Entries taken from a collection

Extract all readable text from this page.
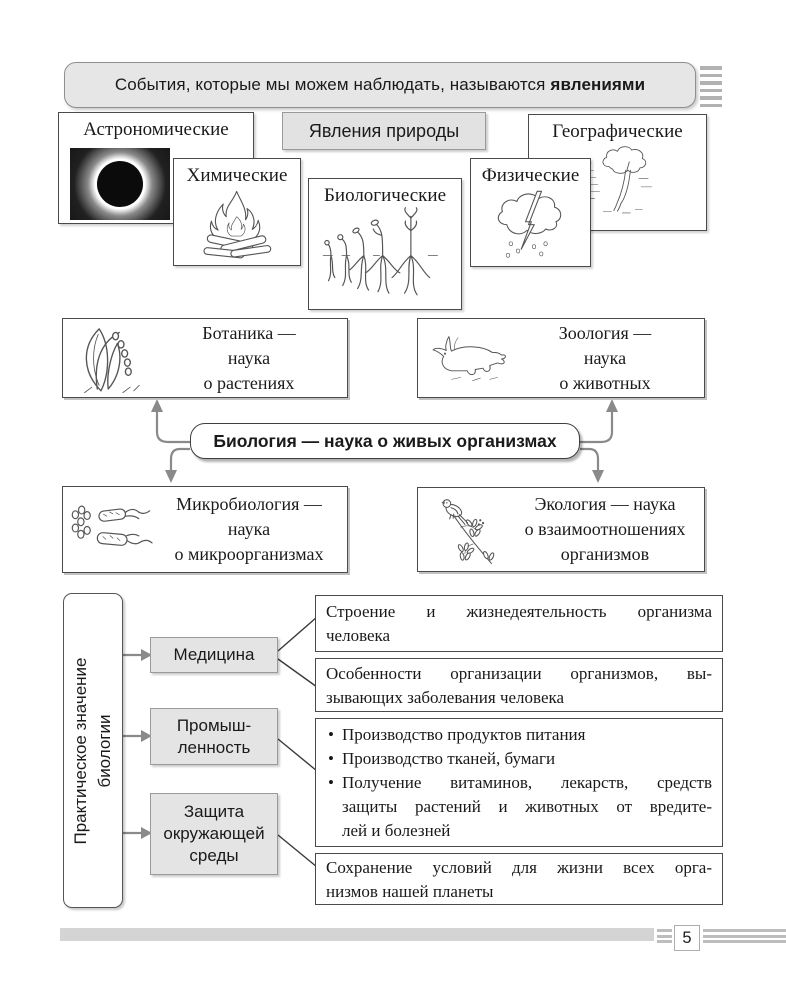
События, которые мы можем наблюдать, называются явлениями
Астрономические	Явления природы	Географические
Химические
Биологические
Физические
Ботаника —
наука
о растениях
Зоология —
наука
о животных
Биология — наука о живых организмах
Микробиология —
наука
о микроорганизмах
Экология — наука
о взаимоотношениях
организмов
Практическое значение биологии
Медицина
Промыш-
ленность
Защита
окружающей
среды
Строение и жизнедеятельность организма
человека
Особенности организации организмов, вы-
зывающих заболевания человека
• Производство продуктов питания
• Производство тканей, бумаги
• Получение витаминов, лекарств, средств
защиты растений и животных от вредите-
лей и болезней
Сохранение условий для жизни всех орга-
низмов нашей планеты
5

* _PROBLEM STATEMENT_
Copy everything in the records above except the pictures, exactly as written.

* _ANSWER BELOW_
Extract all readable text from this page.
События, которые мы можем наблюдать, называются явлениями
Астрономические	Явления природы	Географические
Химические
Биологические
Физические
Ботаника —
наука
о растениях
Зоология —
наука
о животных
Биология — наука о живых организмах
Микробиология —
наука
о микроорганизмах
Экология — наука
о взаимоотношениях
организмов
Практическое значение биологии
Медицина
Промыш-
ленность
Защита
окружающей
среды
Строение и жизнедеятельность организма
человека
Особенности организации организмов, вы-
зывающих заболевания человека
• Производство продуктов питания
• Производство тканей, бумаги
• Получение витаминов, лекарств, средств
защиты растений и животных от вредите-
лей и болезней
Сохранение условий для жизни всех орга-
низмов нашей планеты
5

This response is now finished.